■ Written problem
Transcribe every entry word for word. Skip the pictures.

■ Records supplied
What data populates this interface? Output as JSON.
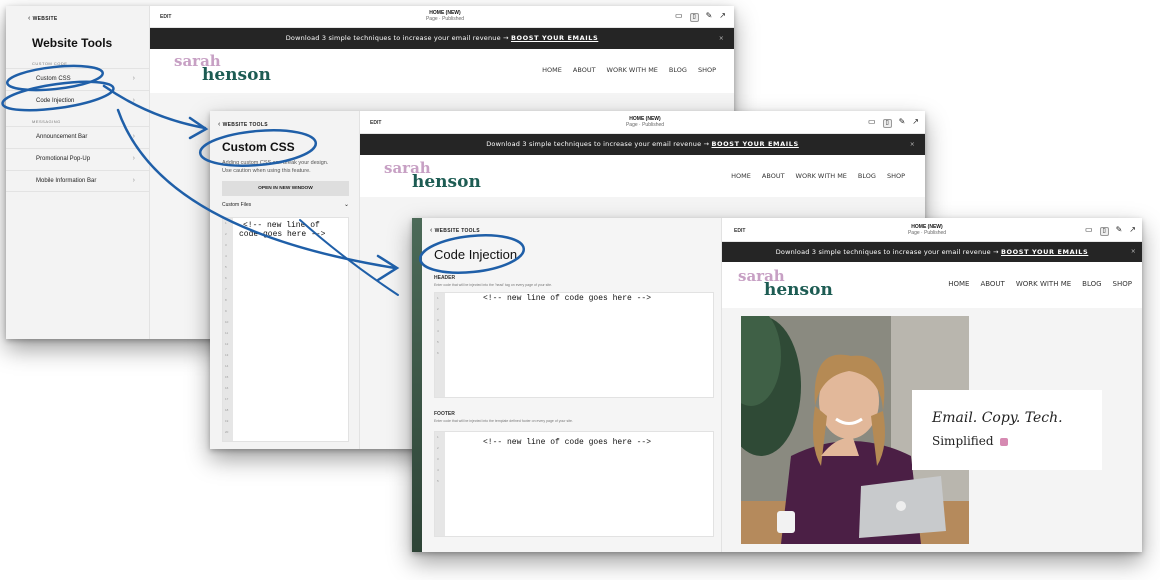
{
  "common": {
    "edit_label": "EDIT",
    "page_name": "HOME (NEW)",
    "page_status": "Page · Published",
    "announcement_text": "Download 3 simple techniques to increase your email revenue →",
    "announcement_link": "BOOST YOUR EMAILS",
    "close_glyph": "×",
    "logo_line1": "sarah",
    "logo_line2": "henson",
    "nav": [
      "HOME",
      "ABOUT",
      "WORK WITH ME",
      "BLOG",
      "SHOP"
    ],
    "back_label": "WEBSITE TOOLS"
  },
  "window1": {
    "panel_title": "Website Tools",
    "custom_code_label": "CUSTOM CODE",
    "custom_code_items": [
      "Custom CSS",
      "Code Injection"
    ],
    "messaging_label": "MESSAGING",
    "messaging_items": [
      "Announcement Bar",
      "Promotional Pop-Up",
      "Mobile Information Bar"
    ]
  },
  "window2": {
    "panel_title": "Custom CSS",
    "warning_line1": "Adding custom CSS can break your design.",
    "warning_line2": "Use caution when using this feature.",
    "open_button": "OPEN IN NEW WINDOW",
    "custom_files_label": "Custom Files",
    "code_line1": "<!-- new line of",
    "code_line2": "code goes here -->"
  },
  "window3": {
    "panel_title": "Code Injection",
    "header_label": "HEADER",
    "header_help": "Enter code that will be injected into the 'head' tag on every page of your site.",
    "header_code": "<!-- new line of code goes here -->",
    "footer_label": "FOOTER",
    "footer_help": "Enter code that will be injected into the template defined footer on every page of your site.",
    "footer_code": "<!-- new line of code goes here -->",
    "hero_title": "Email. Copy. Tech.",
    "hero_subtitle": "Simplified"
  },
  "colors": {
    "logo_pink": "#c7a0c4",
    "logo_teal": "#1d5c53",
    "annotation_blue": "#1f5fa8",
    "announcement_bg": "#252525"
  }
}
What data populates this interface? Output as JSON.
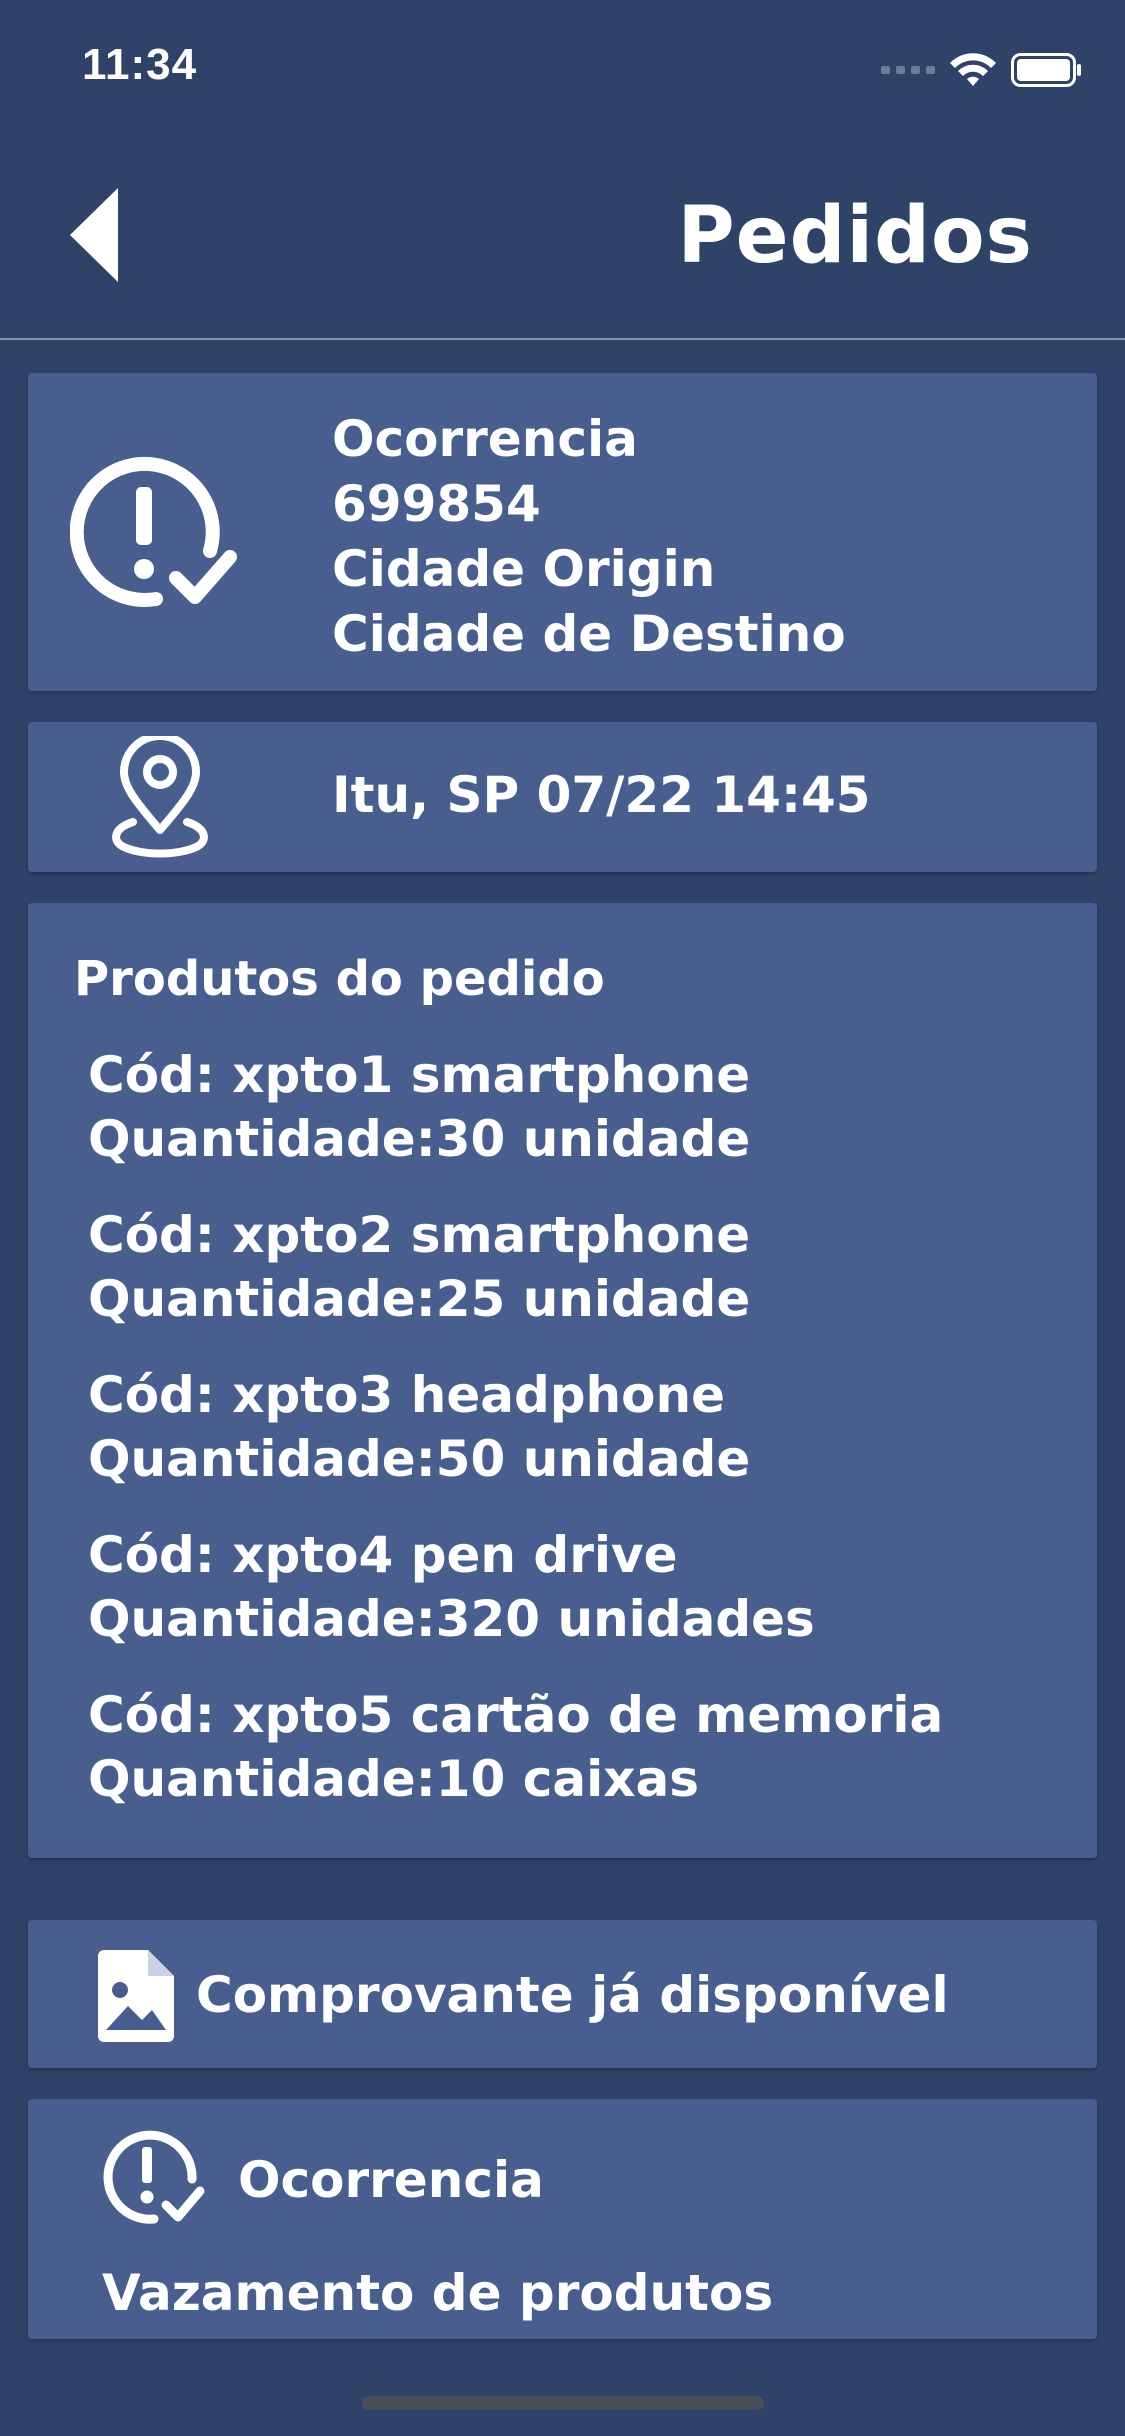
{
  "status_bar": {
    "time": "11:34"
  },
  "nav": {
    "title": "Pedidos"
  },
  "occurrence": {
    "lines": [
      "Ocorrencia",
      "699854",
      "Cidade Origin",
      "Cidade de Destino"
    ]
  },
  "location": {
    "text": "Itu, SP 07/22 14:45"
  },
  "products": {
    "title": "Produtos do pedido",
    "items": [
      {
        "code": "Cód: xpto1 smartphone",
        "quantity": "Quantidade:30 unidade"
      },
      {
        "code": "Cód: xpto2 smartphone",
        "quantity": "Quantidade:25 unidade"
      },
      {
        "code": "Cód: xpto3 headphone",
        "quantity": "Quantidade:50 unidade"
      },
      {
        "code": "Cód: xpto4 pen drive",
        "quantity": "Quantidade:320 unidades"
      },
      {
        "code": "Cód: xpto5 cartão de memoria",
        "quantity": "Quantidade:10 caixas"
      }
    ]
  },
  "receipt": {
    "label": "Comprovante já disponível"
  },
  "incident": {
    "title": "Ocorrencia",
    "description": "Vazamento de produtos"
  },
  "icons": {
    "back": "back-arrow-icon",
    "alert": "alert-check-icon",
    "location": "location-pin-icon",
    "document": "document-image-icon"
  },
  "colors": {
    "background": "#2f4268",
    "card": "#485e8f",
    "text": "#ffffff"
  }
}
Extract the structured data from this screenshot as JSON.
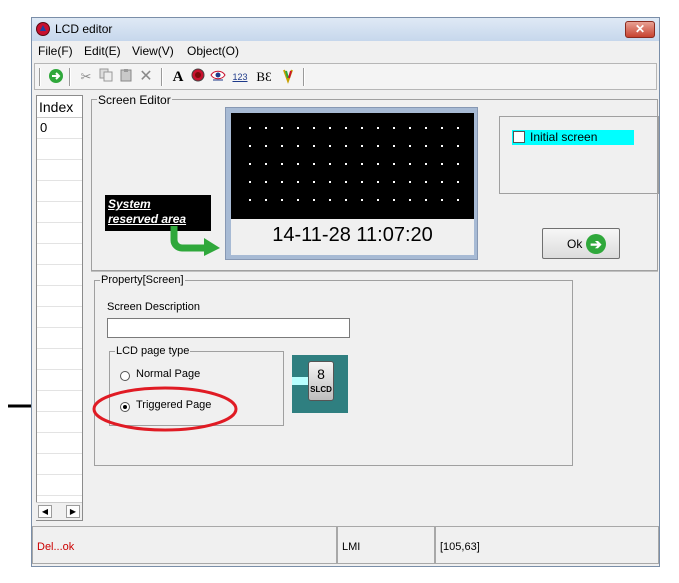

■ Full answer
What data populates this interface? Output as JSON.
{
  "common": {
    "edit_label": "EDIT",
    "page_name": "HOME (NEW)",
    "page_status": "Page · Published",
    "announcement_text": "Download 3 simple techniques to increase your email revenue →",
    "announcement_link": "BOOST YOUR EMAILS",
    "close_glyph": "×",
    "logo_line1": "sarah",
    "logo_line2": "henson",
    "nav": [
      "HOME",
      "ABOUT",
      "WORK WITH ME",
      "BLOG",
      "SHOP"
    ],
    "back_label": "WEBSITE TOOLS"
  },
  "window1": {
    "panel_title": "Website Tools",
    "custom_code_label": "CUSTOM CODE",
    "custom_code_items": [
      "Custom CSS",
      "Code Injection"
    ],
    "messaging_label": "MESSAGING",
    "messaging_items": [
      "Announcement Bar",
      "Promotional Pop-Up",
      "Mobile Information Bar"
    ]
  },
  "window2": {
    "panel_title": "Custom CSS",
    "warning_line1": "Adding custom CSS can break your design.",
    "warning_line2": "Use caution when using this feature.",
    "open_button": "OPEN IN NEW WINDOW",
    "custom_files_label": "Custom Files",
    "code_line1": "<!-- new line of",
    "code_line2": "code goes here -->"
  },
  "window3": {
    "panel_title": "Code Injection",
    "header_label": "HEADER",
    "header_help": "Enter code that will be injected into the 'head' tag on every page of your site.",
    "header_code": "<!-- new line of code goes here -->",
    "footer_label": "FOOTER",
    "footer_help": "Enter code that will be injected into the template defined footer on every page of your site.",
    "footer_code": "<!-- new line of code goes here -->",
    "hero_title": "Email. Copy. Tech.",
    "hero_subtitle": "Simplified"
  },
  "colors": {
    "logo_pink": "#c7a0c4",
    "logo_teal": "#1d5c53",
    "annotation_blue": "#1f5fa8",
    "announcement_bg": "#252525"
  }
}
What data populates this interface? Output as JSON.
{
  "status_bar": {
    "time": "11:34"
  },
  "nav": {
    "title": "Pedidos"
  },
  "occurrence": {
    "lines": [
      "Ocorrencia",
      "699854",
      "Cidade Origin",
      "Cidade de Destino"
    ]
  },
  "location": {
    "text": "Itu, SP 07/22 14:45"
  },
  "products": {
    "title": "Produtos do pedido",
    "items": [
      {
        "code": "Cód: xpto1 smartphone",
        "quantity": "Quantidade:30 unidade"
      },
      {
        "code": "Cód: xpto2 smartphone",
        "quantity": "Quantidade:25 unidade"
      },
      {
        "code": "Cód: xpto3 headphone",
        "quantity": "Quantidade:50 unidade"
      },
      {
        "code": "Cód: xpto4 pen drive",
        "quantity": "Quantidade:320 unidades"
      },
      {
        "code": "Cód: xpto5 cartão de memoria",
        "quantity": "Quantidade:10 caixas"
      }
    ]
  },
  "receipt": {
    "label": "Comprovante já disponível"
  },
  "incident": {
    "title": "Ocorrencia",
    "description": "Vazamento de produtos"
  },
  "icons": {
    "back": "back-arrow-icon",
    "alert": "alert-check-icon",
    "location": "location-pin-icon",
    "document": "document-image-icon"
  },
  "colors": {
    "background": "#2f4268",
    "card": "#485e8f",
    "text": "#ffffff"
  }
}
Extract the structured data from this screenshot as JSON.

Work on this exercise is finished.